** start of Given records **
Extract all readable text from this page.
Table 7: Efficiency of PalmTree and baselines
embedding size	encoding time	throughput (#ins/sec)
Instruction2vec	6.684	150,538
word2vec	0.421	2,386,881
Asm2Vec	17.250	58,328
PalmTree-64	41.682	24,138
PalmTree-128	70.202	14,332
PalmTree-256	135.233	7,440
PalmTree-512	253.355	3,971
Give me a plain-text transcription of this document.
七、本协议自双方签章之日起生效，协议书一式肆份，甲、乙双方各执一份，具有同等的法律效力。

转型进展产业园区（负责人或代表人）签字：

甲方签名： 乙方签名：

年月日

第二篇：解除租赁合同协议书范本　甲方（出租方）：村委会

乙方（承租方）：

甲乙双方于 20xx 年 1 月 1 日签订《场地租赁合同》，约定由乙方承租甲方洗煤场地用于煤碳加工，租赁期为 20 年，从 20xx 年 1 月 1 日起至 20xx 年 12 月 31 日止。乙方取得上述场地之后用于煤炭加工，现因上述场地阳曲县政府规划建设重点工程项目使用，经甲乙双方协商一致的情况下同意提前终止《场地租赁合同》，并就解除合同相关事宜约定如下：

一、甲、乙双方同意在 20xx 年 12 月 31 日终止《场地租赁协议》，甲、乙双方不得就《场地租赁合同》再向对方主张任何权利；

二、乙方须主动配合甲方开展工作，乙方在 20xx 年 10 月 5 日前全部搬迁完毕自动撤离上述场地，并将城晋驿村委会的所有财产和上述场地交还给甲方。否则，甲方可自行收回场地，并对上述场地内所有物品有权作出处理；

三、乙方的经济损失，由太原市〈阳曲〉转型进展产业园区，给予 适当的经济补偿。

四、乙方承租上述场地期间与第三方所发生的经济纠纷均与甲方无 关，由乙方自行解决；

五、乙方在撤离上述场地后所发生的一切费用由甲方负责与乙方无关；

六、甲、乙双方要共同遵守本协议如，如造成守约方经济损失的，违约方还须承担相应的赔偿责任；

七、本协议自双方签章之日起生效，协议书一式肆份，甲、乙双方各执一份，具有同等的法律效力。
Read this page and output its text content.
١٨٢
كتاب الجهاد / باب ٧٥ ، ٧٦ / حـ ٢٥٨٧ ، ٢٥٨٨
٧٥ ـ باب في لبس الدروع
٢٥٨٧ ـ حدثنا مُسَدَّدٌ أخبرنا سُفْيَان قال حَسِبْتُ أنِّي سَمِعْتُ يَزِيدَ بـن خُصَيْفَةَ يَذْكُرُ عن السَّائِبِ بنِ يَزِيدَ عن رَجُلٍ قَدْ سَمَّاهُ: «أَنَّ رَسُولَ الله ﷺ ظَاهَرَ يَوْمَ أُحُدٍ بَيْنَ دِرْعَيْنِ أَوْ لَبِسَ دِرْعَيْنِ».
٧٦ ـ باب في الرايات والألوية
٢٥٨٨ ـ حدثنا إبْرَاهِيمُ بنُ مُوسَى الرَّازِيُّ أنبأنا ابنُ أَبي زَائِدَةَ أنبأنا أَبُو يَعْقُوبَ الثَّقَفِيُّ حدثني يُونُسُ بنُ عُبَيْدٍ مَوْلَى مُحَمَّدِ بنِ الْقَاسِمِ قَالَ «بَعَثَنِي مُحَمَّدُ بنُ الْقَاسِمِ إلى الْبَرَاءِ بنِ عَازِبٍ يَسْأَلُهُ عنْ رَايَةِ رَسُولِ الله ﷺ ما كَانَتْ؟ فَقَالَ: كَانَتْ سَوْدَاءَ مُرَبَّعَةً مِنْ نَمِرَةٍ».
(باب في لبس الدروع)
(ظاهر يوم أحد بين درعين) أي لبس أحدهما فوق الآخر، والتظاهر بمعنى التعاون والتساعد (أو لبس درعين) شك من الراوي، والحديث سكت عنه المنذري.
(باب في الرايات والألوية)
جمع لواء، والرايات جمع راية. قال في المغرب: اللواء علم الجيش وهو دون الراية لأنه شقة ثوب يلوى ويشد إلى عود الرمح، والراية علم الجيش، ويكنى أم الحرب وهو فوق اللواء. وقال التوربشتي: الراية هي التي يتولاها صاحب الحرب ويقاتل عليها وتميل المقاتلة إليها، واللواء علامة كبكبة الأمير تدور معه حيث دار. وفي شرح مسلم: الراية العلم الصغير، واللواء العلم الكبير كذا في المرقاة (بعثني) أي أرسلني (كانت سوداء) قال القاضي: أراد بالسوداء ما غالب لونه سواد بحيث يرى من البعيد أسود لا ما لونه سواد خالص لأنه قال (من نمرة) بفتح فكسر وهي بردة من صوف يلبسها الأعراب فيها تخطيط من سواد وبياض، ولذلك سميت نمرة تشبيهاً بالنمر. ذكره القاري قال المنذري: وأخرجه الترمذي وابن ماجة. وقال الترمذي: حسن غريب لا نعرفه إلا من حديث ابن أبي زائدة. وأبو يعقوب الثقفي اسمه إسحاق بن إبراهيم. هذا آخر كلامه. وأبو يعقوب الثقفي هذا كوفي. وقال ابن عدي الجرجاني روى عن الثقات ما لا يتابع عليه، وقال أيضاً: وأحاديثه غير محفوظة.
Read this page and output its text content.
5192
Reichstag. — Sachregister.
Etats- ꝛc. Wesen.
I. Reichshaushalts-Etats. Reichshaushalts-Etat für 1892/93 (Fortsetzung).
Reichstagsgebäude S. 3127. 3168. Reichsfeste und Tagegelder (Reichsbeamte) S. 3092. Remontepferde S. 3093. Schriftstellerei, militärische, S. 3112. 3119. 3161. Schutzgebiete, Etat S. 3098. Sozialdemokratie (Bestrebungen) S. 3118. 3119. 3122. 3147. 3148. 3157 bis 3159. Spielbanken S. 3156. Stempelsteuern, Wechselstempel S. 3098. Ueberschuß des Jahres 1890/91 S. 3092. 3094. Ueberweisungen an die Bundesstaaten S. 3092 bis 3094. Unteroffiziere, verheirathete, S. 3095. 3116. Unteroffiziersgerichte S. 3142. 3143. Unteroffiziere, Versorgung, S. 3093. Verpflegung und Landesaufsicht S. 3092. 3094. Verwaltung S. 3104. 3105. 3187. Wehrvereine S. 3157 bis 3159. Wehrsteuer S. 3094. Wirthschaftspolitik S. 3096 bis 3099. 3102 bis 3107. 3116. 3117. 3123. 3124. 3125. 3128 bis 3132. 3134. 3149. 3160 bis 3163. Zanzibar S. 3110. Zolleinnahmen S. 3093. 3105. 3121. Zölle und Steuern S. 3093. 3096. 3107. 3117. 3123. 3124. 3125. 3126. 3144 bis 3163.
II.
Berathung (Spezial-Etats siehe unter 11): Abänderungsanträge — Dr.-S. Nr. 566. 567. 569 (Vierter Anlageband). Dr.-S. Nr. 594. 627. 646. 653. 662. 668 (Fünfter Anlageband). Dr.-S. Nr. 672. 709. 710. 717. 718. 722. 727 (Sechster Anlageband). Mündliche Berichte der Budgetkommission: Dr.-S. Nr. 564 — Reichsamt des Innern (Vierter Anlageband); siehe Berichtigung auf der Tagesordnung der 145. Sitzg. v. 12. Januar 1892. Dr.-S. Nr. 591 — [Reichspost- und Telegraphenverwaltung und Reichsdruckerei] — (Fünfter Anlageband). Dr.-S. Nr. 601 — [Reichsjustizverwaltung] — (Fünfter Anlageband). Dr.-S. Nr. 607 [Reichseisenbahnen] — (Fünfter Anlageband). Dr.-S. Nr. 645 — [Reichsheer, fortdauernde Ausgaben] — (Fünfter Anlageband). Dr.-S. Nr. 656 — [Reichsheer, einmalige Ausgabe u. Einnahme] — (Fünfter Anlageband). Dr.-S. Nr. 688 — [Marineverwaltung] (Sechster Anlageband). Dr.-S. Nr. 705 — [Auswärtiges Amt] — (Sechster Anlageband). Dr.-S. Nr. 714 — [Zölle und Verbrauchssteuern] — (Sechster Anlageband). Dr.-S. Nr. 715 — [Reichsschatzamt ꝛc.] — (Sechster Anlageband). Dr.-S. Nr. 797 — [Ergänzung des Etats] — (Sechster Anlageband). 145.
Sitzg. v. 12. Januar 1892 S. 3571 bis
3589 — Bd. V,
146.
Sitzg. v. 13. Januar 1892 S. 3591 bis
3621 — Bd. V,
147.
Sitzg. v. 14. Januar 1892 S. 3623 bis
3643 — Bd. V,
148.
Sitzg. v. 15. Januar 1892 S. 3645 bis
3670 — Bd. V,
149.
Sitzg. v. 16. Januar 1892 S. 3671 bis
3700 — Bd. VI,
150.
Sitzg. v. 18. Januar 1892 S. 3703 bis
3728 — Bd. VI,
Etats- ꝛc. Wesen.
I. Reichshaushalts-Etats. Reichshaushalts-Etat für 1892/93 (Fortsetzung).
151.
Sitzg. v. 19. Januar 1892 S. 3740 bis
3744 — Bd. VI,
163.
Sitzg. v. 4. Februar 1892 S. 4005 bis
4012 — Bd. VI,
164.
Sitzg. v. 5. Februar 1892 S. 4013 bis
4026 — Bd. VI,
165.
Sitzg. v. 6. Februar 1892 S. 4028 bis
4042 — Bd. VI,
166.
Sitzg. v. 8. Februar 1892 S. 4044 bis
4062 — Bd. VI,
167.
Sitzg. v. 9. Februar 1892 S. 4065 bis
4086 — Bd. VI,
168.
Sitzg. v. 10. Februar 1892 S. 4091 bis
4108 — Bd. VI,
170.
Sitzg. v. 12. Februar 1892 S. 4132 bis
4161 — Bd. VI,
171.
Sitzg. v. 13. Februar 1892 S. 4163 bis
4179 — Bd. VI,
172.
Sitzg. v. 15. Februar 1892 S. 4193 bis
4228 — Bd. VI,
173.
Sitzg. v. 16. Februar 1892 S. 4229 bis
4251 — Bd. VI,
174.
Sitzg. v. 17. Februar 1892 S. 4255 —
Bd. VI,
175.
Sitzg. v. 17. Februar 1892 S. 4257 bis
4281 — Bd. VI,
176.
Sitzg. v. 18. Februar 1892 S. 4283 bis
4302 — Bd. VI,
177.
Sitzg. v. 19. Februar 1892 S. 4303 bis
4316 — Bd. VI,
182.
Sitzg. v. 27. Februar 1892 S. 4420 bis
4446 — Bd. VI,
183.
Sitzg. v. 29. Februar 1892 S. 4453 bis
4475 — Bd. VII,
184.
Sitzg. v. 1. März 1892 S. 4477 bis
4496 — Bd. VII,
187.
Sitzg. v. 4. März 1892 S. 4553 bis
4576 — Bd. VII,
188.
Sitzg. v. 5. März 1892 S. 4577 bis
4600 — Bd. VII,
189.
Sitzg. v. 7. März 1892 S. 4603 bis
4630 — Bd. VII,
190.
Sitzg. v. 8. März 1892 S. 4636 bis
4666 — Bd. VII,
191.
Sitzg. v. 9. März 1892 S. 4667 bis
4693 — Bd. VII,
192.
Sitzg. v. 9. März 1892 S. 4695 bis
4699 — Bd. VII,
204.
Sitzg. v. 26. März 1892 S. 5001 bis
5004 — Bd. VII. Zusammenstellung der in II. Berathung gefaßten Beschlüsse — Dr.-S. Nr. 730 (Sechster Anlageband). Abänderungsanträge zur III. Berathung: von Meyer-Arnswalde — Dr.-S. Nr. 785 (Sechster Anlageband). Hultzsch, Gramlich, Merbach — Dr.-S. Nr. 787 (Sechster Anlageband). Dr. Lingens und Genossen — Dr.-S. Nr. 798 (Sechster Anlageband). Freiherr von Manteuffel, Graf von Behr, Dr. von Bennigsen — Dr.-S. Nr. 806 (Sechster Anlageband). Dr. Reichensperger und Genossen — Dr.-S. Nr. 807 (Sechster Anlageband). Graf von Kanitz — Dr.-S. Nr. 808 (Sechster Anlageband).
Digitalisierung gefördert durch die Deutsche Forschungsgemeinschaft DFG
** end of Given records **
Task objective
Copy every line in the records above that contains the word "الله".

Answer to the task
٢٥٨٧ ـ حدثنا مُسَدَّدٌ أخبرنا سُفْيَان قال حَسِبْتُ أنِّي سَمِعْتُ يَزِيدَ بـن خُصَيْفَةَ يَذْكُرُ عن السَّائِبِ بنِ يَزِيدَ عن رَجُلٍ قَدْ سَمَّاهُ: «أَنَّ رَسُولَ الله ﷺ ظَاهَرَ يَوْمَ أُحُدٍ بَيْنَ دِرْعَيْنِ أَوْ لَبِسَ دِرْعَيْنِ».
٢٥٨٨ ـ حدثنا إبْرَاهِيمُ بنُ مُوسَى الرَّازِيُّ أنبأنا ابنُ أَبي زَائِدَةَ أنبأنا أَبُو يَعْقُوبَ الثَّقَفِيُّ حدثني يُونُسُ بنُ عُبَيْدٍ مَوْلَى مُحَمَّدِ بنِ الْقَاسِمِ قَالَ «بَعَثَنِي مُحَمَّدُ بنُ الْقَاسِمِ إلى الْبَرَاءِ بنِ عَازِبٍ يَسْأَلُهُ عنْ رَايَةِ رَسُولِ الله ﷺ ما كَانَتْ؟ فَقَالَ: كَانَتْ سَوْدَاءَ مُرَبَّعَةً مِنْ نَمِرَةٍ».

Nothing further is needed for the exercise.